Exercise aim: Leave the pictures out, and retype all of the material exactly as written.

Task data:
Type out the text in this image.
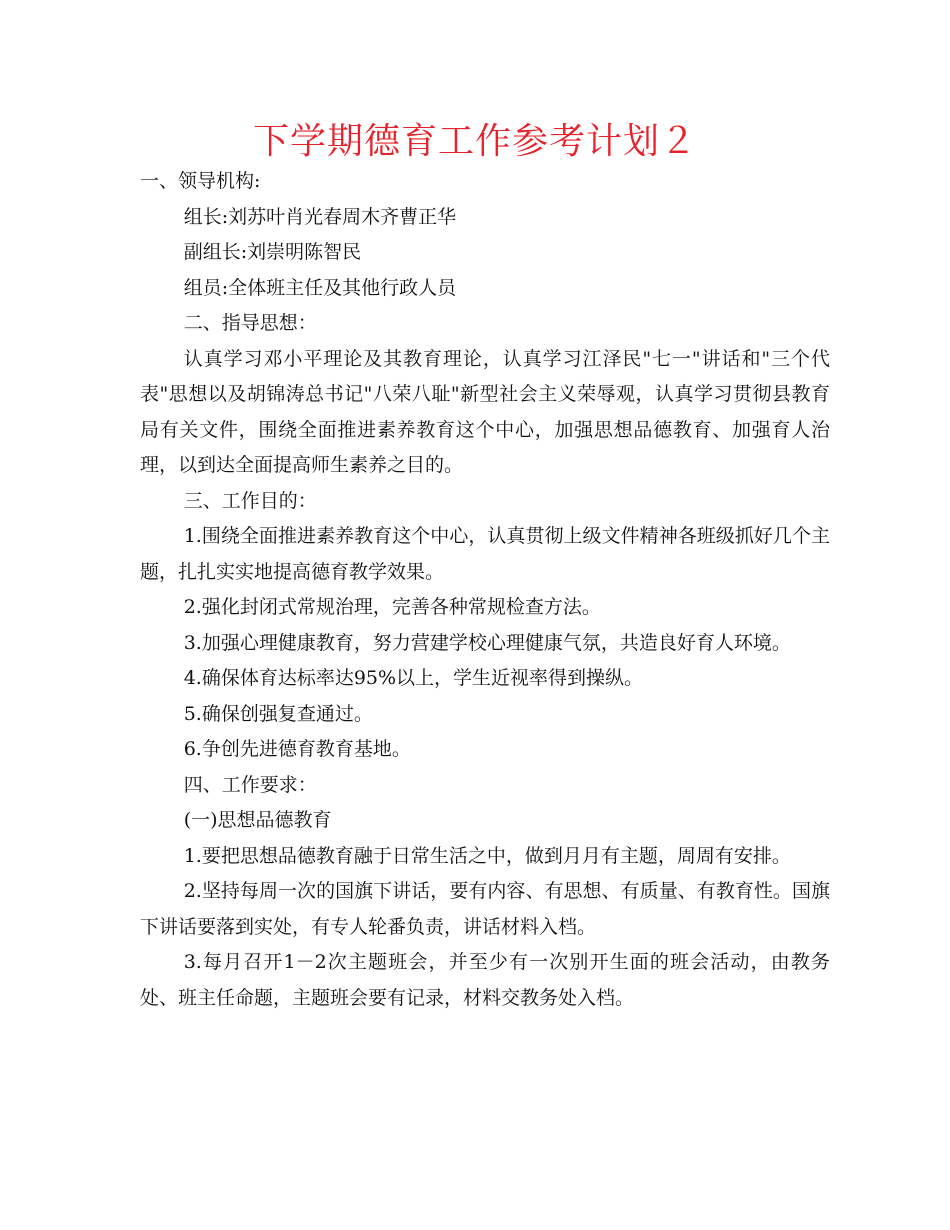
下学期德育工作参考计划２

一、领导机构:

组长:刘苏叶肖光春周木齐曹正华

副组长:刘崇明陈智民

组员:全体班主任及其他行政人员

二、指导思想：

认真学习邓小平理论及其教育理论，认真学习江泽民"七一"讲话和"三个代表"思想以及胡锦涛总书记"八荣八耻"新型社会主义荣辱观，认真学习贯彻县教育局有关文件，围绕全面推进素养教育这个中心，加强思想品德教育、加强育人治理，以到达全面提高师生素养之目的。

三、工作目的：

1.围绕全面推进素养教育这个中心，认真贯彻上级文件精神各班级抓好几个主题，扎扎实实地提高德育教学效果。

2.强化封闭式常规治理，完善各种常规检查方法。

3.加强心理健康教育，努力营建学校心理健康气氛，共造良好育人环境。

4.确保体育达标率达95%以上，学生近视率得到操纵。

5.确保创强复查通过。

6.争创先进德育教育基地。

四、工作要求：

(一)思想品德教育

1.要把思想品德教育融于日常生活之中，做到月月有主题，周周有安排。

2.坚持每周一次的国旗下讲话，要有内容、有思想、有质量、有教育性。国旗下讲话要落到实处，有专人轮番负责，讲话材料入档。

3.每月召开1－2次主题班会，并至少有一次别开生面的班会活动，由教务处、班主任命题，主题班会要有记录，材料交教务处入档。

Reply:
Type out the text in this image.
下学期德育工作参考计划２

一、领导机构:

组长:刘苏叶肖光春周木齐曹正华

副组长:刘崇明陈智民

组员:全体班主任及其他行政人员

二、指导思想：

认真学习邓小平理论及其教育理论，认真学习江泽民"七一"讲话和"三个代表"思想以及胡锦涛总书记"八荣八耻"新型社会主义荣辱观，认真学习贯彻县教育局有关文件，围绕全面推进素养教育这个中心，加强思想品德教育、加强育人治理，以到达全面提高师生素养之目的。

三、工作目的：

1.围绕全面推进素养教育这个中心，认真贯彻上级文件精神各班级抓好几个主题，扎扎实实地提高德育教学效果。

2.强化封闭式常规治理，完善各种常规检查方法。

3.加强心理健康教育，努力营建学校心理健康气氛，共造良好育人环境。

4.确保体育达标率达95%以上，学生近视率得到操纵。

5.确保创强复查通过。

6.争创先进德育教育基地。

四、工作要求：

(一)思想品德教育

1.要把思想品德教育融于日常生活之中，做到月月有主题，周周有安排。

2.坚持每周一次的国旗下讲话，要有内容、有思想、有质量、有教育性。国旗下讲话要落到实处，有专人轮番负责，讲话材料入档。

3.每月召开1－2次主题班会，并至少有一次别开生面的班会活动，由教务处、班主任命题，主题班会要有记录，材料交教务处入档。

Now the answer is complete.